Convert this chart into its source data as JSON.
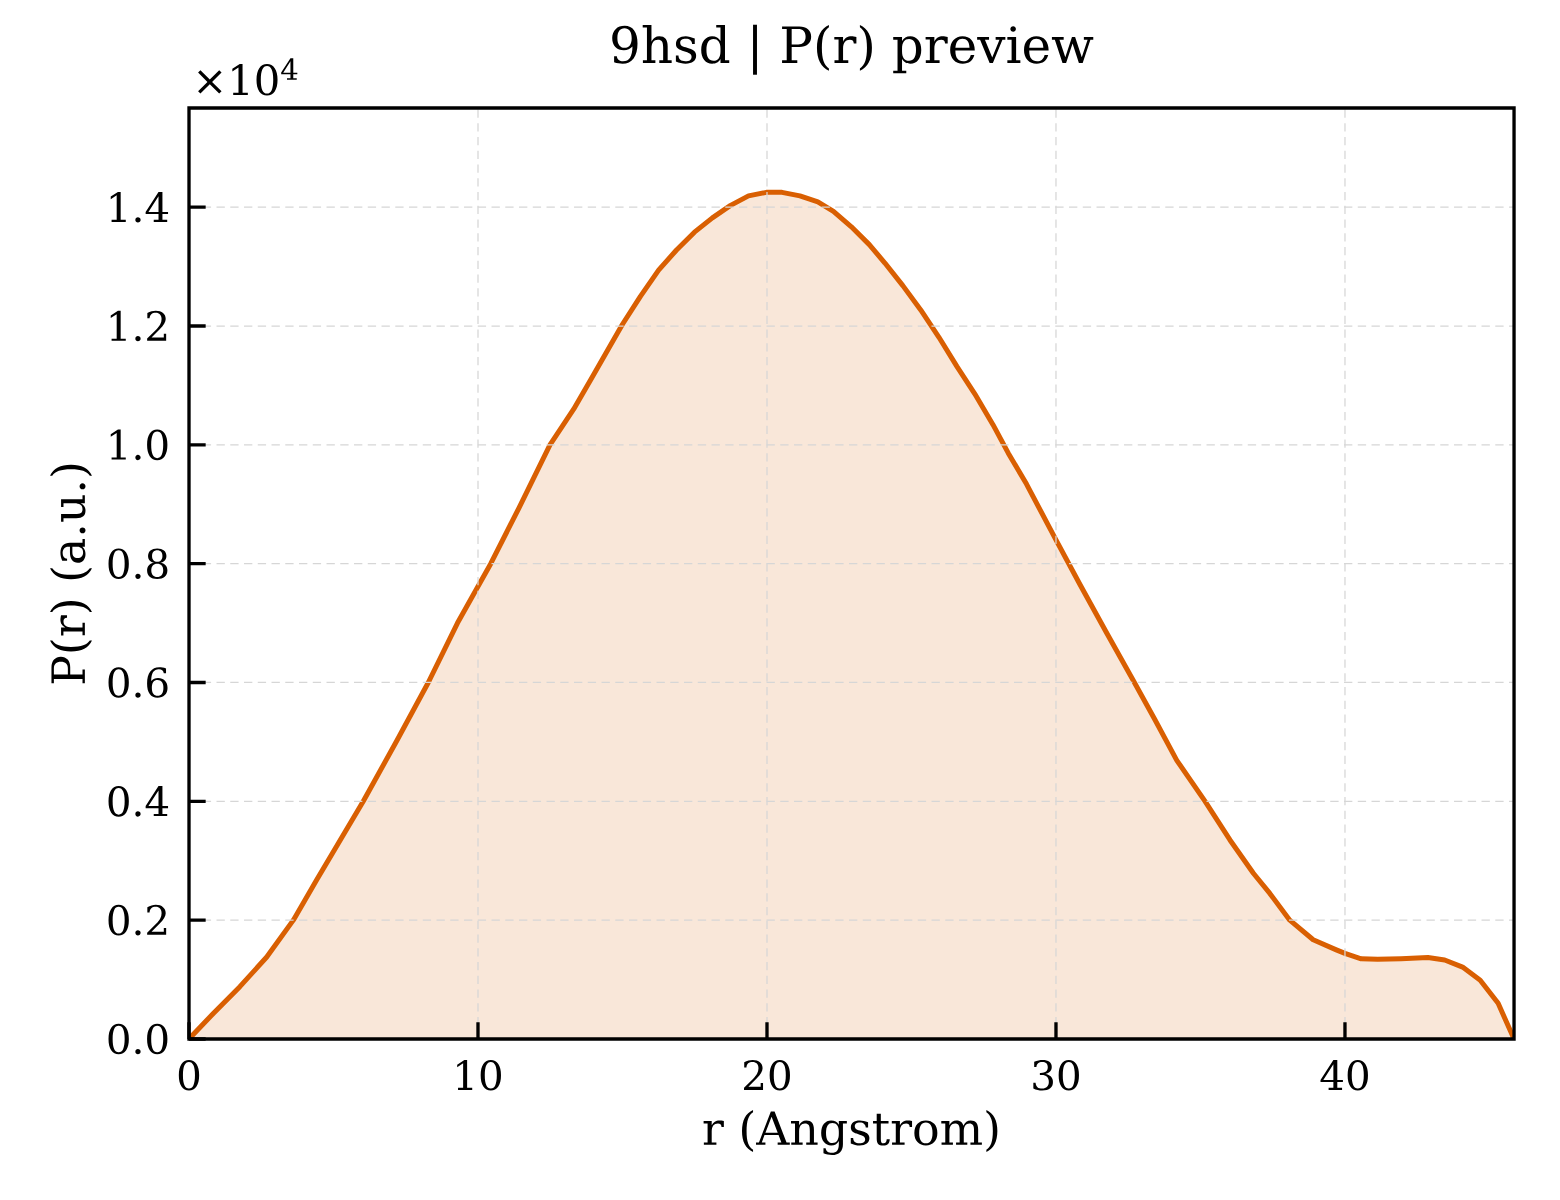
{
  "chart_data": {
    "type": "area",
    "title": "9hsd | P(r) preview",
    "xlabel": "r (Angstrom)",
    "ylabel": "P(r) (a.u.)",
    "annotations": [
      "×10$^{4}$"
    ],
    "x": [
      0,
      0.84,
      1.76,
      2.69,
      3.61,
      4.42,
      6.03,
      7.19,
      8.28,
      9.29,
      10.44,
      11.42,
      12.49,
      13.31,
      13.93,
      14.47,
      15.0,
      15.62,
      16.25,
      16.87,
      17.49,
      18.11,
      18.74,
      19.36,
      19.98,
      20.52,
      21.14,
      21.76,
      22.3,
      22.92,
      23.54,
      24.08,
      24.7,
      25.32,
      25.95,
      26.57,
      27.19,
      27.82,
      28.35,
      28.98,
      30.0,
      30.83,
      31.76,
      32.69,
      33.43,
      34.18,
      35.16,
      36.02,
      36.83,
      37.4,
      38.09,
      38.9,
      39.7,
      40.0,
      40.56,
      41.13,
      41.94,
      42.87,
      43.45,
      44.07,
      44.68,
      45.3,
      45.85
    ],
    "values": [
      0,
      0.043,
      0.088,
      0.138,
      0.2,
      0.268,
      0.4,
      0.502,
      0.6,
      0.7,
      0.8,
      0.894,
      1.0,
      1.06,
      1.112,
      1.158,
      1.203,
      1.25,
      1.294,
      1.328,
      1.358,
      1.382,
      1.403,
      1.419,
      1.425,
      1.425,
      1.419,
      1.409,
      1.393,
      1.367,
      1.337,
      1.306,
      1.268,
      1.227,
      1.181,
      1.132,
      1.086,
      1.034,
      0.986,
      0.934,
      0.84,
      0.765,
      0.683,
      0.602,
      0.537,
      0.469,
      0.4,
      0.335,
      0.279,
      0.245,
      0.2,
      0.167,
      0.15,
      0.144,
      0.135,
      0.134,
      0.135,
      0.137,
      0.133,
      0.121,
      0.099,
      0.06,
      0
    ],
    "color": "#d95f02",
    "xlim": [
      0,
      45.85
    ],
    "ylim": [
      0,
      1.567
    ],
    "xticks": [
      0,
      10,
      20,
      30,
      40
    ],
    "yticks": [
      {
        "value": 0,
        "label": "0.0"
      },
      0.2,
      0.4,
      0.6,
      0.8,
      {
        "value": 1,
        "label": "1.0"
      },
      1.2,
      1.4
    ],
    "grid": true
  }
}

○ ○ ○

Written instruction: Omitting all images, print the listing exactly.

Result for this exercise:
Convert this chart into its source data as JSON.
{
  "chart_data": {
    "type": "area",
    "title": "9hsd | P(r) preview",
    "xlabel": "r (Angstrom)",
    "ylabel": "P(r) (a.u.)",
    "annotations": [
      "×10$^{4}$"
    ],
    "x": [
      0,
      0.84,
      1.76,
      2.69,
      3.61,
      4.42,
      6.03,
      7.19,
      8.28,
      9.29,
      10.44,
      11.42,
      12.49,
      13.31,
      13.93,
      14.47,
      15.0,
      15.62,
      16.25,
      16.87,
      17.49,
      18.11,
      18.74,
      19.36,
      19.98,
      20.52,
      21.14,
      21.76,
      22.3,
      22.92,
      23.54,
      24.08,
      24.7,
      25.32,
      25.95,
      26.57,
      27.19,
      27.82,
      28.35,
      28.98,
      30.0,
      30.83,
      31.76,
      32.69,
      33.43,
      34.18,
      35.16,
      36.02,
      36.83,
      37.4,
      38.09,
      38.9,
      39.7,
      40.0,
      40.56,
      41.13,
      41.94,
      42.87,
      43.45,
      44.07,
      44.68,
      45.3,
      45.85
    ],
    "values": [
      0,
      0.043,
      0.088,
      0.138,
      0.2,
      0.268,
      0.4,
      0.502,
      0.6,
      0.7,
      0.8,
      0.894,
      1.0,
      1.06,
      1.112,
      1.158,
      1.203,
      1.25,
      1.294,
      1.328,
      1.358,
      1.382,
      1.403,
      1.419,
      1.425,
      1.425,
      1.419,
      1.409,
      1.393,
      1.367,
      1.337,
      1.306,
      1.268,
      1.227,
      1.181,
      1.132,
      1.086,
      1.034,
      0.986,
      0.934,
      0.84,
      0.765,
      0.683,
      0.602,
      0.537,
      0.469,
      0.4,
      0.335,
      0.279,
      0.245,
      0.2,
      0.167,
      0.15,
      0.144,
      0.135,
      0.134,
      0.135,
      0.137,
      0.133,
      0.121,
      0.099,
      0.06,
      0
    ],
    "color": "#d95f02",
    "xlim": [
      0,
      45.85
    ],
    "ylim": [
      0,
      1.567
    ],
    "xticks": [
      0,
      10,
      20,
      30,
      40
    ],
    "yticks": [
      {
        "value": 0,
        "label": "0.0"
      },
      0.2,
      0.4,
      0.6,
      0.8,
      {
        "value": 1,
        "label": "1.0"
      },
      1.2,
      1.4
    ],
    "grid": true
  }
}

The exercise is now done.